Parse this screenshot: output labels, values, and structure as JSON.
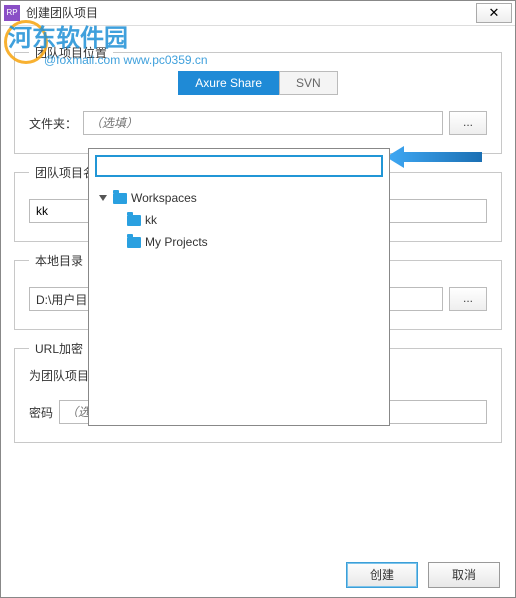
{
  "window": {
    "title": "创建团队项目",
    "close_glyph": "✕"
  },
  "watermark": {
    "text": "河东软件园",
    "sub": "@foxmail.com   www.pc0359.cn"
  },
  "section_location": {
    "legend": "团队项目位置",
    "tabs": {
      "axure": "Axure Share",
      "svn": "SVN"
    },
    "folder_label": "文件夹：",
    "folder_placeholder": "（选填）",
    "browse_label": "..."
  },
  "section_name": {
    "legend": "团队项目名",
    "value": "kk"
  },
  "section_local": {
    "legend": "本地目录",
    "value": "D:\\用户目录",
    "browse_label": "..."
  },
  "section_url": {
    "legend": "URL加密",
    "desc": "为团队项目的HTML链接添加密码保护。",
    "pwd_label": "密码",
    "pwd_placeholder": "（选填）"
  },
  "dropdown": {
    "search_value": "",
    "root": "Workspaces",
    "items": [
      "kk",
      "My Projects"
    ]
  },
  "footer": {
    "create": "创建",
    "cancel": "取消"
  }
}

*-*-*

Report how many lines of the listing above include the word "legend". Say nothing but the number.

• ANSWER TO THE EXERCISE: 4